• GOAL OF THE EXERCISE:
Please output the records below in full, exactly as given, but without the images.

• EXCERPTED RECORDS:
---+---

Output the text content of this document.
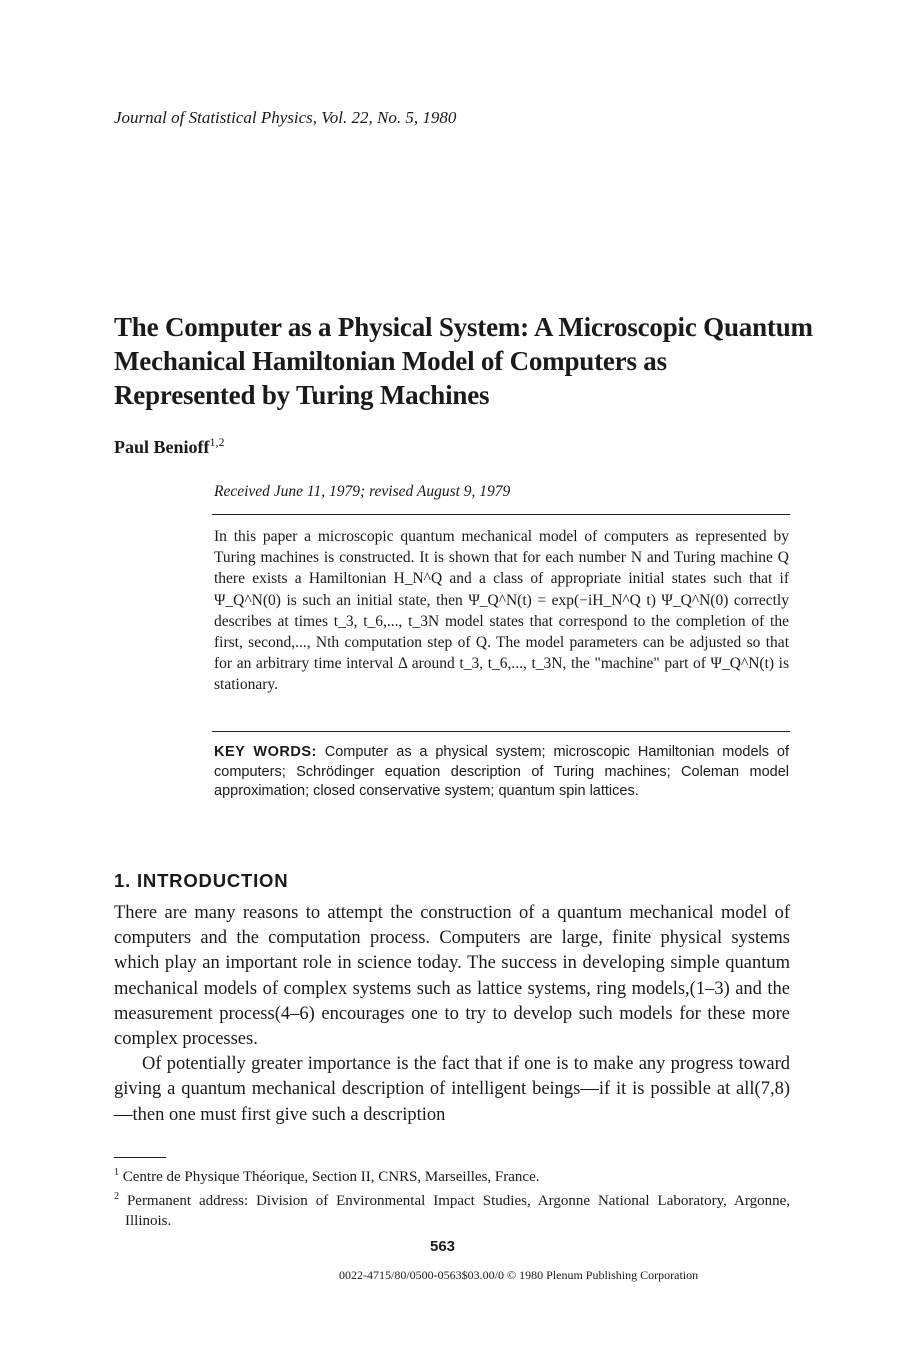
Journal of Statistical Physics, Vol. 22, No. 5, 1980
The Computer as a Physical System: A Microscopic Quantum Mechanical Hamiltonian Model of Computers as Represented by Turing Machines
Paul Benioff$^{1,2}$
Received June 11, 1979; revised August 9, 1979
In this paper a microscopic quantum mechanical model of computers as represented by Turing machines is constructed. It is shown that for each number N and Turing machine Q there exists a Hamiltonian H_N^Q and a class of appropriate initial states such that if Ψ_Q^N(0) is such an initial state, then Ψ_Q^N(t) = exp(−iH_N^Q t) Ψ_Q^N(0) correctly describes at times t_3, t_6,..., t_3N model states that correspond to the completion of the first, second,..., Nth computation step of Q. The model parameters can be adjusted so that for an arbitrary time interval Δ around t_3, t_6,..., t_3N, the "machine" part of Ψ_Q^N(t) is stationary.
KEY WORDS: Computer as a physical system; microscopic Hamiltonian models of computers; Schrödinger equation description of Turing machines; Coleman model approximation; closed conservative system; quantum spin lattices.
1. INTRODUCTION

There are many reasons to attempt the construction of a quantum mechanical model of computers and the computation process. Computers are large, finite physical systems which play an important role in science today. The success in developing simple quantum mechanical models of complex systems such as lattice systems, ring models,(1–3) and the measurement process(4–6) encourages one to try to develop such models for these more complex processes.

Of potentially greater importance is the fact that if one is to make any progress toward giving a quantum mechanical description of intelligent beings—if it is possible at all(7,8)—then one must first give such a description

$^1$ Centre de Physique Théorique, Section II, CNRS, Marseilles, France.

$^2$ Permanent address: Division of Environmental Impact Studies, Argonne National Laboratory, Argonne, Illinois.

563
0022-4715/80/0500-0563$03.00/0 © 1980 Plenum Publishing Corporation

---+---

• WRITTEN ANSWER:
Output the text content of this document.
Journal of Statistical Physics, Vol. 22, No. 5, 1980
The Computer as a Physical System: A Microscopic Quantum Mechanical Hamiltonian Model of Computers as Represented by Turing Machines
Paul Benioff$^{1,2}$
Received June 11, 1979; revised August 9, 1979
In this paper a microscopic quantum mechanical model of computers as represented by Turing machines is constructed. It is shown that for each number N and Turing machine Q there exists a Hamiltonian H_N^Q and a class of appropriate initial states such that if Ψ_Q^N(0) is such an initial state, then Ψ_Q^N(t) = exp(−iH_N^Q t) Ψ_Q^N(0) correctly describes at times t_3, t_6,..., t_3N model states that correspond to the completion of the first, second,..., Nth computation step of Q. The model parameters can be adjusted so that for an arbitrary time interval Δ around t_3, t_6,..., t_3N, the "machine" part of Ψ_Q^N(t) is stationary.
KEY WORDS: Computer as a physical system; microscopic Hamiltonian models of computers; Schrödinger equation description of Turing machines; Coleman model approximation; closed conservative system; quantum spin lattices.
1. INTRODUCTION

There are many reasons to attempt the construction of a quantum mechanical model of computers and the computation process. Computers are large, finite physical systems which play an important role in science today. The success in developing simple quantum mechanical models of complex systems such as lattice systems, ring models,(1–3) and the measurement process(4–6) encourages one to try to develop such models for these more complex processes.

Of potentially greater importance is the fact that if one is to make any progress toward giving a quantum mechanical description of intelligent beings—if it is possible at all(7,8)—then one must first give such a description

$^1$ Centre de Physique Théorique, Section II, CNRS, Marseilles, France.

$^2$ Permanent address: Division of Environmental Impact Studies, Argonne National Laboratory, Argonne, Illinois.

563
0022-4715/80/0500-0563$03.00/0 © 1980 Plenum Publishing Corporation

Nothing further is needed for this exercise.